WHAT THIS TASK INVOLVES: Pull each line holding the word "ROCHE" from the data.
— Begin RECORD EXTRACTS —
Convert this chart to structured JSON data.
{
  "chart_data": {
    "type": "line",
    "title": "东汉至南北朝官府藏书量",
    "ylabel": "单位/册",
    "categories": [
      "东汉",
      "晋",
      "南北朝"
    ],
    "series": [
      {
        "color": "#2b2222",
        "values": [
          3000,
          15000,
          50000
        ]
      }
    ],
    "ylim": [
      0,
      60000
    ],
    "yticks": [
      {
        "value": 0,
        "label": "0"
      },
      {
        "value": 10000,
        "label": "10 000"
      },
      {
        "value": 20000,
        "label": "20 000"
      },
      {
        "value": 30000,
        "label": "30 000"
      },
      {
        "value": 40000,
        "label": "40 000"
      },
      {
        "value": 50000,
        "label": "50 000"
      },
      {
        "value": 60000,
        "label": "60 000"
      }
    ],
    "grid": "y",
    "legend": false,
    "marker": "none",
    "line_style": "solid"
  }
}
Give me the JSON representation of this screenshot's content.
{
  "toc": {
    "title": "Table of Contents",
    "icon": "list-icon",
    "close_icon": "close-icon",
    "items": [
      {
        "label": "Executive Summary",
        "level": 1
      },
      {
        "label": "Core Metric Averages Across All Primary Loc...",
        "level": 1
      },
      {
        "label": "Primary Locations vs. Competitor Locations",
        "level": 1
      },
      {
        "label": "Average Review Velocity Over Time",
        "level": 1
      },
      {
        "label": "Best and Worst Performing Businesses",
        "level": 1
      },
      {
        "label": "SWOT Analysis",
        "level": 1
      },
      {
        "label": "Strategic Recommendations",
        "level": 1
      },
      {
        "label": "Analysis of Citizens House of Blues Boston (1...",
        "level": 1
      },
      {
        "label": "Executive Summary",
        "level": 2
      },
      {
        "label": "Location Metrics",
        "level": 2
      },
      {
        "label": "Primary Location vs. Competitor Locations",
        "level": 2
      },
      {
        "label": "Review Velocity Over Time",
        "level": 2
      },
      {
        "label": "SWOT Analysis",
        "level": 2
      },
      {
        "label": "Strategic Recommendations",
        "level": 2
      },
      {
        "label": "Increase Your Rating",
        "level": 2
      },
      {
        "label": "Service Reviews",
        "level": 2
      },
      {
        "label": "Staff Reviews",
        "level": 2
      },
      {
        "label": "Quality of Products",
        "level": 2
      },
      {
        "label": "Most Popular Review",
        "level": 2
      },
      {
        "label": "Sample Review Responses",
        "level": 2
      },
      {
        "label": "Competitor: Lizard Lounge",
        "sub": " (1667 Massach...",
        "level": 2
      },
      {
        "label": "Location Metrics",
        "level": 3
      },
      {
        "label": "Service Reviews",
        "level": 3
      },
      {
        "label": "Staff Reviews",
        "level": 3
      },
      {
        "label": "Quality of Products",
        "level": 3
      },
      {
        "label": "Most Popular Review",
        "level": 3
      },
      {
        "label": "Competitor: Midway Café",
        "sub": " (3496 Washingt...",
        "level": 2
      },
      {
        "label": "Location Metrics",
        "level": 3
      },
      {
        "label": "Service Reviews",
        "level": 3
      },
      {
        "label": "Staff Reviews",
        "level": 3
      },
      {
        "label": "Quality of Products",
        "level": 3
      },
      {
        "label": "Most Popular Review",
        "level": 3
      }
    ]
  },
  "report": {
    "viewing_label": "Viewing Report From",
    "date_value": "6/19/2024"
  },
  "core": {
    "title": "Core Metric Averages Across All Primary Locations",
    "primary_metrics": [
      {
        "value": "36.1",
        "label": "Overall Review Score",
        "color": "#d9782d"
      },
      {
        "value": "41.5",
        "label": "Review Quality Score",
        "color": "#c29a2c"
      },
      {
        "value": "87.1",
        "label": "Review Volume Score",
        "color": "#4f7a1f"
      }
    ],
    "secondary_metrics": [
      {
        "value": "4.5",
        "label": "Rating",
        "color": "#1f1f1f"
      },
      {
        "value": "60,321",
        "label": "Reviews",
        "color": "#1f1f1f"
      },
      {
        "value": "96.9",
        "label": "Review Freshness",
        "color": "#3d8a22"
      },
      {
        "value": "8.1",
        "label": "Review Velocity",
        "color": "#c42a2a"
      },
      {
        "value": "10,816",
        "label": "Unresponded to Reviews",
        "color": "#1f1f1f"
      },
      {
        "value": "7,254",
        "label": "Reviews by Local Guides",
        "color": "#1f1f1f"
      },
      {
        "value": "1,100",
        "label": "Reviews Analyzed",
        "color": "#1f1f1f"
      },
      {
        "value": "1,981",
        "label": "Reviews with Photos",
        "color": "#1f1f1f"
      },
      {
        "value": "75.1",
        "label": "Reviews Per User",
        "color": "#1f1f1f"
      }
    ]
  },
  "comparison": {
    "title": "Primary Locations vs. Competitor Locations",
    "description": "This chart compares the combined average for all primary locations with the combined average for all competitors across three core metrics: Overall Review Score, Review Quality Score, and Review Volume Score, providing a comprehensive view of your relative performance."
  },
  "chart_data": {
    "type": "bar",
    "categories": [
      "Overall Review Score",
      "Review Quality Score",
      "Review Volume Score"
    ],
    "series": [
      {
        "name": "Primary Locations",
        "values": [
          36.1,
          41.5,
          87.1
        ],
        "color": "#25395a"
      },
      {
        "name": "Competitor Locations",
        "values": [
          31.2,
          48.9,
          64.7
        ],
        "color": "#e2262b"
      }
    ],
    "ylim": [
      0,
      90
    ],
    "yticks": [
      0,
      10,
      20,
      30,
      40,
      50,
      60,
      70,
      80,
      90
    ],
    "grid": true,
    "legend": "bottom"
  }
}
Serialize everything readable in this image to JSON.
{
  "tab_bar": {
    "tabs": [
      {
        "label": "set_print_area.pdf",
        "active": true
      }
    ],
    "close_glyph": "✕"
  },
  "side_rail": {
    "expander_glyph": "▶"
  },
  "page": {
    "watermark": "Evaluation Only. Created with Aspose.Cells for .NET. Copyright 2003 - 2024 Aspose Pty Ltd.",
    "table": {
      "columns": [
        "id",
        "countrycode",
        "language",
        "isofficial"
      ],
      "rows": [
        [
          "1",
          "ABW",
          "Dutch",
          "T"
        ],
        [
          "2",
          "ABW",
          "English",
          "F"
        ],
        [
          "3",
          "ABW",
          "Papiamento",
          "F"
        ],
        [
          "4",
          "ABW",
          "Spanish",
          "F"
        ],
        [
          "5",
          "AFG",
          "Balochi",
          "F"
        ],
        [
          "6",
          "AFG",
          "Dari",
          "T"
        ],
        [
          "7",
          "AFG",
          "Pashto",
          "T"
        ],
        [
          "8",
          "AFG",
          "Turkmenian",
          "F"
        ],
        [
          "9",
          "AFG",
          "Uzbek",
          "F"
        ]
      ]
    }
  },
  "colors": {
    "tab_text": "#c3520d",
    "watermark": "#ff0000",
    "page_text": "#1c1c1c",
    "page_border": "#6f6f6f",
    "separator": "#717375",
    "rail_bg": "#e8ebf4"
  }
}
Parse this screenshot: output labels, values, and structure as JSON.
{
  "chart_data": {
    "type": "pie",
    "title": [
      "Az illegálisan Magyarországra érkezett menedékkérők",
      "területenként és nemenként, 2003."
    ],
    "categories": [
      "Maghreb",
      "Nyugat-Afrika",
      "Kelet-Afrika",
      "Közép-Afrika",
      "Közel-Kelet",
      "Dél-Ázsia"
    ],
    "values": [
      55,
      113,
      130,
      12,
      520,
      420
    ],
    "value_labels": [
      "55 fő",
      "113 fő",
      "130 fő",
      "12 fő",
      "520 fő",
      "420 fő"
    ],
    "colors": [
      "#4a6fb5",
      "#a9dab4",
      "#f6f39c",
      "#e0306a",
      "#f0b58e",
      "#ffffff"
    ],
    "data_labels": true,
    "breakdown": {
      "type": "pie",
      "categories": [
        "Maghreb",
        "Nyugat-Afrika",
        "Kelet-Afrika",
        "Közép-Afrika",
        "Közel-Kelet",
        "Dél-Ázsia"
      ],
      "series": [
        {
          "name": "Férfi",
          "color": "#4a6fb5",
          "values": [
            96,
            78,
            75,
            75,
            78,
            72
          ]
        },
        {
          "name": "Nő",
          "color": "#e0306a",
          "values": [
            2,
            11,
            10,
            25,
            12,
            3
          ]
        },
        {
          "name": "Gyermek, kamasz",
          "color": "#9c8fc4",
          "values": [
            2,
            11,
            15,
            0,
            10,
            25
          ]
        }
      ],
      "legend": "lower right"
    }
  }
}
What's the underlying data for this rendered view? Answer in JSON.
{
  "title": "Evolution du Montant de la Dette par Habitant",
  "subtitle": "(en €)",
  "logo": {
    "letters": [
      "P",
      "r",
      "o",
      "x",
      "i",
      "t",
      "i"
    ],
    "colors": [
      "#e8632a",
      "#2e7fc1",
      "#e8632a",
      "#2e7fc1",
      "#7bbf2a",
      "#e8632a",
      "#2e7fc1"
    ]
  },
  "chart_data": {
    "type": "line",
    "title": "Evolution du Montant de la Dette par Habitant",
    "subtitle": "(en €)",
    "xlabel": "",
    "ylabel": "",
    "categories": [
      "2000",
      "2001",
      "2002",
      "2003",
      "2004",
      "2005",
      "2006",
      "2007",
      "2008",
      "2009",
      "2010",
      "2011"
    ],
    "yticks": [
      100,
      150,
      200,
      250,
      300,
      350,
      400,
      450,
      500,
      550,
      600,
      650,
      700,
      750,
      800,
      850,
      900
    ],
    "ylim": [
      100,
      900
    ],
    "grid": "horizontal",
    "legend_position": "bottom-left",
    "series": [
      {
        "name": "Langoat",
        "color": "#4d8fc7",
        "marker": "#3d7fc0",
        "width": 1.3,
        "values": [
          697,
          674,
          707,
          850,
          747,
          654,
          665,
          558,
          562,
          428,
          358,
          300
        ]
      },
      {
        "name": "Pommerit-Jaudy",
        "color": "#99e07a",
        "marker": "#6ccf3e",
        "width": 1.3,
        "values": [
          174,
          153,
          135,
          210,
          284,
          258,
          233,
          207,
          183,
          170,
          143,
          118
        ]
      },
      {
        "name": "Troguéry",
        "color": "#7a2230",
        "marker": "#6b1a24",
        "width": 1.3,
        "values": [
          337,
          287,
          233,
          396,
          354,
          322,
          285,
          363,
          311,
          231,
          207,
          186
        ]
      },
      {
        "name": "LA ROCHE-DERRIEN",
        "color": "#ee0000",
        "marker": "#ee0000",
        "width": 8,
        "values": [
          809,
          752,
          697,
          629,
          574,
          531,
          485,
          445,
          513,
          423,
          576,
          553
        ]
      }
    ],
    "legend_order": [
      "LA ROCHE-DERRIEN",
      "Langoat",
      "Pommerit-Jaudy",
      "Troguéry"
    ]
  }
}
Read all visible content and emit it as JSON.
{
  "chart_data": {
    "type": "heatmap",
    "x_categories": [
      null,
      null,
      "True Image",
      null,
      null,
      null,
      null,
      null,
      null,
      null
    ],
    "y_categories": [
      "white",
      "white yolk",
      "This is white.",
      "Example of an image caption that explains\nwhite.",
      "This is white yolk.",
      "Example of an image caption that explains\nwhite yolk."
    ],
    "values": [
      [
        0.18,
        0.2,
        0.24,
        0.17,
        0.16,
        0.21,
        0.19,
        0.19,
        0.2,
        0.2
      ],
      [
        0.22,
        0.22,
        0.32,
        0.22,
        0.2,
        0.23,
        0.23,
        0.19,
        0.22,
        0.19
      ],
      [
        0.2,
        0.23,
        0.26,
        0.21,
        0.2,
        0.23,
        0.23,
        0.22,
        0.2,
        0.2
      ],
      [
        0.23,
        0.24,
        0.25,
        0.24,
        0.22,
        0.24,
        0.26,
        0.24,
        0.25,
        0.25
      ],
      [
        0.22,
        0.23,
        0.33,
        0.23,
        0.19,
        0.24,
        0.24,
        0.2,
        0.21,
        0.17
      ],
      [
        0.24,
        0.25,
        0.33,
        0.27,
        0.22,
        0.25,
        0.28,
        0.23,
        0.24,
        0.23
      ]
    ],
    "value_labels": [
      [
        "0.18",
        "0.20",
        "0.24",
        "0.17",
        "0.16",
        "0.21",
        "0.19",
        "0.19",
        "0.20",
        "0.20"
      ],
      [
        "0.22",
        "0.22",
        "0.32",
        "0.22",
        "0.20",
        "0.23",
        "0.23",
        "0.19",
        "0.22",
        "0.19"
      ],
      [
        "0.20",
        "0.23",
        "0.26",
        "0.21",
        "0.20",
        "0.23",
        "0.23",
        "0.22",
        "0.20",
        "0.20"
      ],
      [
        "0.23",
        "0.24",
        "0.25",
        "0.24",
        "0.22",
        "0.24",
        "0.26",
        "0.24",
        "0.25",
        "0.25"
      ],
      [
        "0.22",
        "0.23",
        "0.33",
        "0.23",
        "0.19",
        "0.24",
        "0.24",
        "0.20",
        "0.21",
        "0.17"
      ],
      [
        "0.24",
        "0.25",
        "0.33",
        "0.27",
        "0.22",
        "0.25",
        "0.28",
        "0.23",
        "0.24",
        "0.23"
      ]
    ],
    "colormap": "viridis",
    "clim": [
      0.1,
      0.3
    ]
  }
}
— End RECORD EXTRACTS —
REPLY TO THE EXERCISE:
        "name": "LA ROCHE-DERRIEN",
      "LA ROCHE-DERRIEN",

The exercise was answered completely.